◆ **INSTRUCTION**
Word for word, copy all the data and drop the pictures.

◆ **Entries with figure data**
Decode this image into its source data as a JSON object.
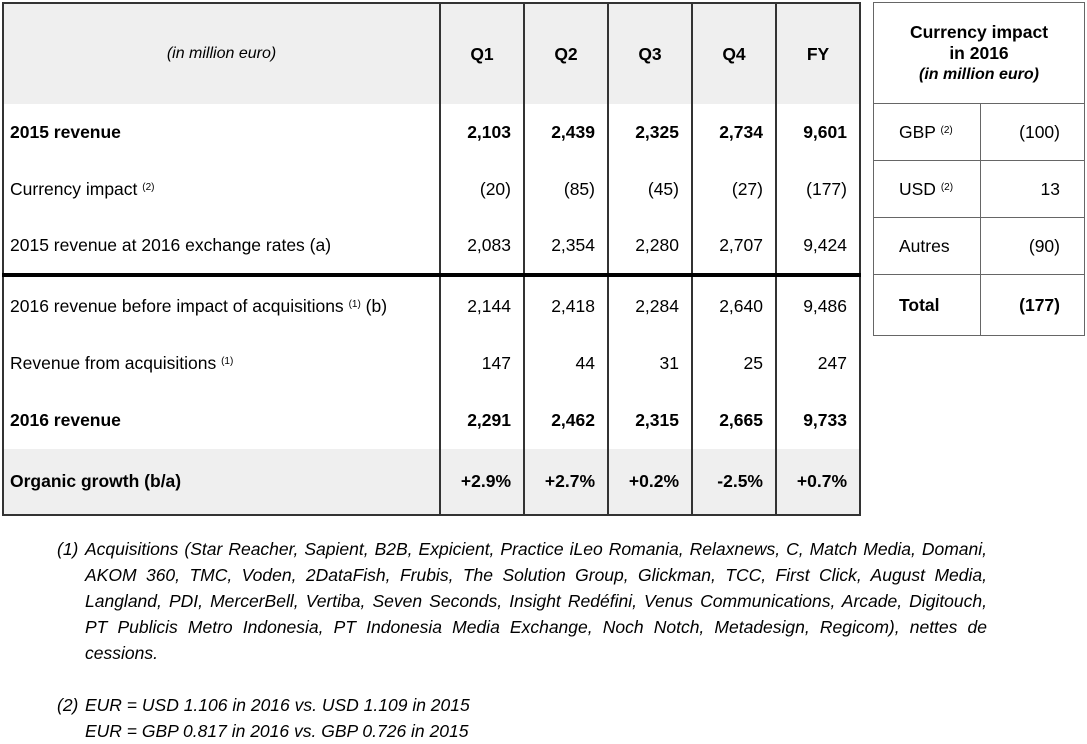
{
  "main_table": {
    "unit_label": "(in million euro)",
    "columns": [
      "Q1",
      "Q2",
      "Q3",
      "Q4",
      "FY"
    ],
    "rows": [
      {
        "label": "2015 revenue",
        "sup": "",
        "suffix": "",
        "values": [
          "2,103",
          "2,439",
          "2,325",
          "2,734",
          "9,601"
        ]
      },
      {
        "label": "Currency impact",
        "sup": "(2)",
        "suffix": "",
        "values": [
          "(20)",
          "(85)",
          "(45)",
          "(27)",
          "(177)"
        ]
      },
      {
        "label": "2015 revenue at 2016 exchange rates (a)",
        "sup": "",
        "suffix": "",
        "values": [
          "2,083",
          "2,354",
          "2,280",
          "2,707",
          "9,424"
        ]
      },
      {
        "label": "2016 revenue before impact of acquisitions",
        "sup": "(1)",
        "suffix": " (b)",
        "values": [
          "2,144",
          "2,418",
          "2,284",
          "2,640",
          "9,486"
        ]
      },
      {
        "label": "Revenue from acquisitions",
        "sup": "(1)",
        "suffix": "",
        "values": [
          "147",
          "44",
          "31",
          "25",
          "247"
        ]
      },
      {
        "label": "2016 revenue",
        "sup": "",
        "suffix": "",
        "values": [
          "2,291",
          "2,462",
          "2,315",
          "2,665",
          "9,733"
        ]
      },
      {
        "label": "Organic growth (b/a)",
        "sup": "",
        "suffix": "",
        "values": [
          "+2.9%",
          "+2.7%",
          "+0.2%",
          "-2.5%",
          "+0.7%"
        ]
      }
    ]
  },
  "currency_table": {
    "title_line1": "Currency impact",
    "title_line2": "in 2016",
    "unit": "(in million euro)",
    "rows": [
      {
        "currency": "GBP",
        "sup": "(2)",
        "value": "(100)"
      },
      {
        "currency": "USD",
        "sup": "(2)",
        "value": "13"
      },
      {
        "currency": "Autres",
        "sup": "",
        "value": "(90)"
      },
      {
        "currency": "Total",
        "sup": "",
        "value": "(177)"
      }
    ]
  },
  "footnotes": [
    {
      "marker": "(1)",
      "text": "Acquisitions (Star Reacher, Sapient, B2B, Expicient, Practice iLeo Romania, Relaxnews, C, Match Media, Domani, AKOM 360, TMC, Voden, 2DataFish, Frubis, The Solution Group, Glickman, TCC, First Click, August Media, Langland, PDI, MercerBell, Vertiba, Seven Seconds, Insight Redéfini, Venus Communications, Arcade, Digitouch, PT Publicis Metro Indonesia, PT Indonesia Media Exchange, Noch Notch, Metadesign, Regicom), nettes de cessions."
    },
    {
      "marker": "(2)",
      "line1": "EUR = USD 1.106 in 2016 vs. USD 1.109 in 2015",
      "line2": "EUR = GBP 0.817 in 2016 vs. GBP 0.726 in 2015"
    }
  ]
}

◆ **SOLVED EXERCISE**
Decode this image into its source data as a JSON object.
{
  "main_table": {
    "unit_label": "(in million euro)",
    "columns": [
      "Q1",
      "Q2",
      "Q3",
      "Q4",
      "FY"
    ],
    "rows": [
      {
        "label": "2015 revenue",
        "sup": "",
        "suffix": "",
        "values": [
          "2,103",
          "2,439",
          "2,325",
          "2,734",
          "9,601"
        ]
      },
      {
        "label": "Currency impact",
        "sup": "(2)",
        "suffix": "",
        "values": [
          "(20)",
          "(85)",
          "(45)",
          "(27)",
          "(177)"
        ]
      },
      {
        "label": "2015 revenue at 2016 exchange rates (a)",
        "sup": "",
        "suffix": "",
        "values": [
          "2,083",
          "2,354",
          "2,280",
          "2,707",
          "9,424"
        ]
      },
      {
        "label": "2016 revenue before impact of acquisitions",
        "sup": "(1)",
        "suffix": " (b)",
        "values": [
          "2,144",
          "2,418",
          "2,284",
          "2,640",
          "9,486"
        ]
      },
      {
        "label": "Revenue from acquisitions",
        "sup": "(1)",
        "suffix": "",
        "values": [
          "147",
          "44",
          "31",
          "25",
          "247"
        ]
      },
      {
        "label": "2016 revenue",
        "sup": "",
        "suffix": "",
        "values": [
          "2,291",
          "2,462",
          "2,315",
          "2,665",
          "9,733"
        ]
      },
      {
        "label": "Organic growth (b/a)",
        "sup": "",
        "suffix": "",
        "values": [
          "+2.9%",
          "+2.7%",
          "+0.2%",
          "-2.5%",
          "+0.7%"
        ]
      }
    ]
  },
  "currency_table": {
    "title_line1": "Currency impact",
    "title_line2": "in 2016",
    "unit": "(in million euro)",
    "rows": [
      {
        "currency": "GBP",
        "sup": "(2)",
        "value": "(100)"
      },
      {
        "currency": "USD",
        "sup": "(2)",
        "value": "13"
      },
      {
        "currency": "Autres",
        "sup": "",
        "value": "(90)"
      },
      {
        "currency": "Total",
        "sup": "",
        "value": "(177)"
      }
    ]
  },
  "footnotes": [
    {
      "marker": "(1)",
      "text": "Acquisitions (Star Reacher, Sapient, B2B, Expicient, Practice iLeo Romania, Relaxnews, C, Match Media, Domani, AKOM 360, TMC, Voden, 2DataFish, Frubis, The Solution Group, Glickman, TCC, First Click, August Media, Langland, PDI, MercerBell, Vertiba, Seven Seconds, Insight Redéfini, Venus Communications, Arcade, Digitouch, PT Publicis Metro Indonesia, PT Indonesia Media Exchange, Noch Notch, Metadesign, Regicom), nettes de cessions."
    },
    {
      "marker": "(2)",
      "line1": "EUR = USD 1.106 in 2016 vs. USD 1.109 in 2015",
      "line2": "EUR = GBP 0.817 in 2016 vs. GBP 0.726 in 2015"
    }
  ]
}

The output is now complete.